[begin Data entries]
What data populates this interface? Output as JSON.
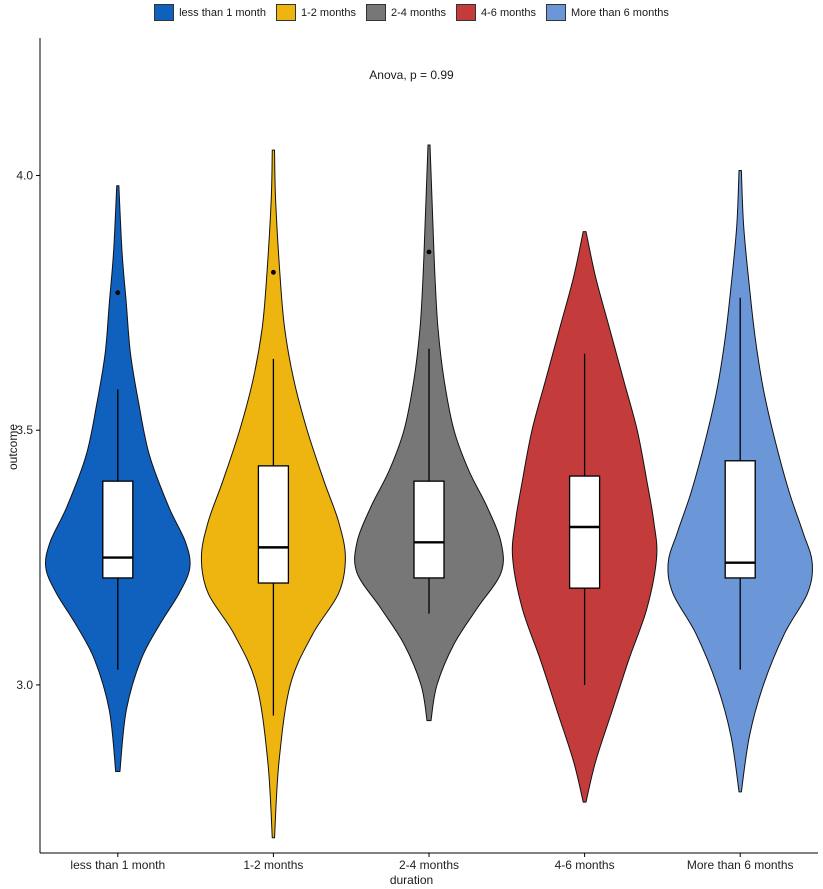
{
  "chart_data": {
    "type": "violin",
    "xlabel": "duration",
    "ylabel": "outcome",
    "ylim": [
      2.67,
      4.27
    ],
    "yticks": [
      "3.0",
      "3.5",
      "4.0"
    ],
    "annotation": "Anova, p = 0.99",
    "legend_position": "top",
    "categories": [
      "less than 1 month",
      "1-2 months",
      "2-4 months",
      "4-6 months",
      "More than 6 months"
    ],
    "colors": [
      "#1060BE",
      "#EEB40F",
      "#777777",
      "#C43B3B",
      "#6B97D8"
    ],
    "series": [
      {
        "name": "less than 1 month",
        "box": {
          "whisker_low": 3.03,
          "q1": 3.21,
          "median": 3.25,
          "q3": 3.4,
          "whisker_high": 3.58
        },
        "outliers": [
          3.77
        ],
        "violin_range": [
          2.83,
          3.98
        ],
        "density": [
          [
            2.83,
            2
          ],
          [
            2.95,
            8
          ],
          [
            3.05,
            22
          ],
          [
            3.12,
            40
          ],
          [
            3.18,
            58
          ],
          [
            3.23,
            68
          ],
          [
            3.28,
            64
          ],
          [
            3.35,
            48
          ],
          [
            3.45,
            30
          ],
          [
            3.55,
            20
          ],
          [
            3.65,
            12
          ],
          [
            3.75,
            8
          ],
          [
            3.85,
            4
          ],
          [
            3.98,
            1
          ]
        ]
      },
      {
        "name": "1-2 months",
        "box": {
          "whisker_low": 2.94,
          "q1": 3.2,
          "median": 3.27,
          "q3": 3.43,
          "whisker_high": 3.64
        },
        "outliers": [
          3.81
        ],
        "violin_range": [
          2.7,
          4.05
        ],
        "density": [
          [
            2.7,
            1
          ],
          [
            2.85,
            5
          ],
          [
            3.0,
            15
          ],
          [
            3.1,
            35
          ],
          [
            3.18,
            58
          ],
          [
            3.25,
            64
          ],
          [
            3.32,
            58
          ],
          [
            3.4,
            45
          ],
          [
            3.5,
            30
          ],
          [
            3.6,
            18
          ],
          [
            3.7,
            10
          ],
          [
            3.8,
            6
          ],
          [
            3.95,
            2
          ],
          [
            4.05,
            1
          ]
        ]
      },
      {
        "name": "2-4 months",
        "box": {
          "whisker_low": 3.14,
          "q1": 3.21,
          "median": 3.28,
          "q3": 3.4,
          "whisker_high": 3.66
        },
        "outliers": [
          3.85
        ],
        "violin_range": [
          2.93,
          4.06
        ],
        "density": [
          [
            2.93,
            2
          ],
          [
            3.0,
            8
          ],
          [
            3.08,
            25
          ],
          [
            3.15,
            48
          ],
          [
            3.22,
            72
          ],
          [
            3.28,
            72
          ],
          [
            3.35,
            58
          ],
          [
            3.42,
            40
          ],
          [
            3.5,
            25
          ],
          [
            3.6,
            15
          ],
          [
            3.7,
            9
          ],
          [
            3.8,
            6
          ],
          [
            3.9,
            4
          ],
          [
            4.06,
            1
          ]
        ]
      },
      {
        "name": "4-6 months",
        "box": {
          "whisker_low": 3.0,
          "q1": 3.19,
          "median": 3.31,
          "q3": 3.41,
          "whisker_high": 3.65
        },
        "outliers": [],
        "violin_range": [
          2.77,
          3.89
        ],
        "density": [
          [
            2.77,
            1
          ],
          [
            2.85,
            8
          ],
          [
            2.95,
            20
          ],
          [
            3.05,
            32
          ],
          [
            3.15,
            45
          ],
          [
            3.25,
            52
          ],
          [
            3.32,
            50
          ],
          [
            3.4,
            45
          ],
          [
            3.5,
            38
          ],
          [
            3.6,
            28
          ],
          [
            3.7,
            18
          ],
          [
            3.8,
            8
          ],
          [
            3.89,
            1
          ]
        ]
      },
      {
        "name": "More than 6 months",
        "box": {
          "whisker_low": 3.03,
          "q1": 3.21,
          "median": 3.24,
          "q3": 3.44,
          "whisker_high": 3.76
        },
        "outliers": [],
        "violin_range": [
          2.79,
          4.01
        ],
        "density": [
          [
            2.79,
            1
          ],
          [
            2.9,
            8
          ],
          [
            3.0,
            20
          ],
          [
            3.1,
            38
          ],
          [
            3.18,
            58
          ],
          [
            3.24,
            62
          ],
          [
            3.3,
            54
          ],
          [
            3.38,
            42
          ],
          [
            3.48,
            30
          ],
          [
            3.58,
            20
          ],
          [
            3.68,
            13
          ],
          [
            3.78,
            8
          ],
          [
            3.9,
            3
          ],
          [
            4.01,
            1
          ]
        ]
      }
    ]
  }
}
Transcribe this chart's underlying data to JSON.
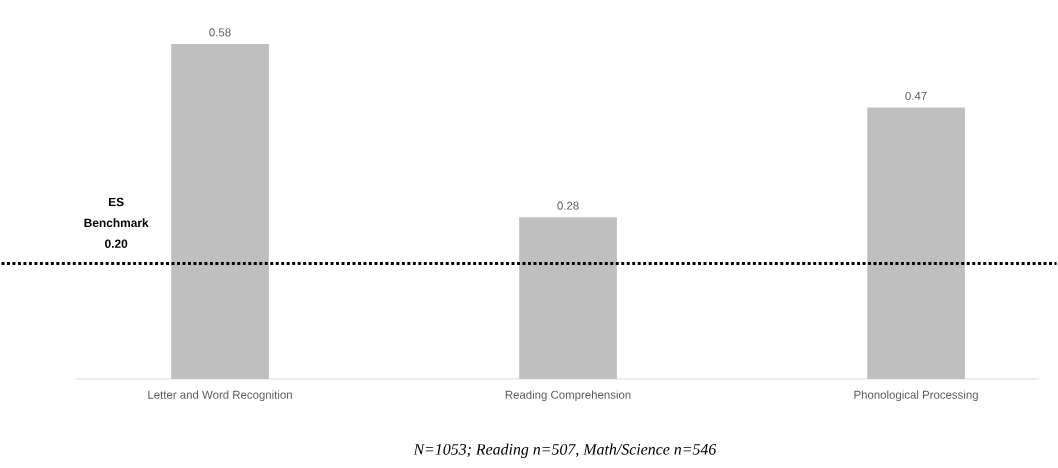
{
  "chart_data": {
    "type": "bar",
    "categories": [
      "Letter and Word Recognition",
      "Reading Comprehension",
      "Phonological Processing"
    ],
    "values": [
      0.58,
      0.28,
      0.47
    ],
    "color": "#bfbfbf",
    "data_labels": true,
    "ref_lines": [
      {
        "axis": "y",
        "value": 0.2,
        "label": "ES Benchmark 0.20",
        "color": "#000000",
        "line_style": "dotted"
      }
    ],
    "annotations": [
      "N=1053; Reading n=507, Math/Science n=546"
    ]
  }
}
[end Data entries]
What you will do:
Return each line of the listing that holds the string "median".

Result below:
          "median": 3.25,
          "median": 3.27,
          "median": 3.28,
          "median": 3.31,
          "median": 3.24,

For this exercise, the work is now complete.